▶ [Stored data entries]
════════
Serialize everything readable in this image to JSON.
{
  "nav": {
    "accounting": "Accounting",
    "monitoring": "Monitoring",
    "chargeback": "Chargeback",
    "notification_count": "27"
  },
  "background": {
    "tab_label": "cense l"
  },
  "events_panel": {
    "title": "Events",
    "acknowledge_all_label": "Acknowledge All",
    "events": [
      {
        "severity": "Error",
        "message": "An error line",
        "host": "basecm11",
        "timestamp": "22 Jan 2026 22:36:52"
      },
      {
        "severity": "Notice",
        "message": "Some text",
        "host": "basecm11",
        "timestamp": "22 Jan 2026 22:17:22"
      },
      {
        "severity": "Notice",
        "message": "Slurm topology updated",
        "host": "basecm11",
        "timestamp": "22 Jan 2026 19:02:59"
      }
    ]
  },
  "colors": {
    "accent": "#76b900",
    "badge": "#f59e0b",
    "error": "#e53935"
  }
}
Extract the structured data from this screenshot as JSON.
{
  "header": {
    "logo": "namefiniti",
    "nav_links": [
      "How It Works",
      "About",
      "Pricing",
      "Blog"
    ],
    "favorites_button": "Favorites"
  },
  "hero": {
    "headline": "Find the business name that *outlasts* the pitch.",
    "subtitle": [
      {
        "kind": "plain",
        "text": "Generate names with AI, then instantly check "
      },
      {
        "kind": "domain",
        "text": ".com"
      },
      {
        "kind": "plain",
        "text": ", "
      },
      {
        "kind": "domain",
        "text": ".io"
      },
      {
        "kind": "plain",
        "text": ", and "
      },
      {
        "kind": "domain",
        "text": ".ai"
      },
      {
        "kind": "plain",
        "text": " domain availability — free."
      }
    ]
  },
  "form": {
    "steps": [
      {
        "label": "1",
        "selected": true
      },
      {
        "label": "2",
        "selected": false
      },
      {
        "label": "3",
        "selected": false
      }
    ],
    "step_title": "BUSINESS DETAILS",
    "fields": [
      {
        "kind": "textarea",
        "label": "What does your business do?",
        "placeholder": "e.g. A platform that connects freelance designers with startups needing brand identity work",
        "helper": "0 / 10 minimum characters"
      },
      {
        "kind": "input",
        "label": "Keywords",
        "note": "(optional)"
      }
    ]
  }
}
════════
▶ [Exercise] Copy out each line of the data containing the string "with".

▶ [Result for this exercise]
        "text": "Generate names with AI, then instantly check "
        "placeholder": "e.g. A platform that connects freelance designers with startups needing brand identity work",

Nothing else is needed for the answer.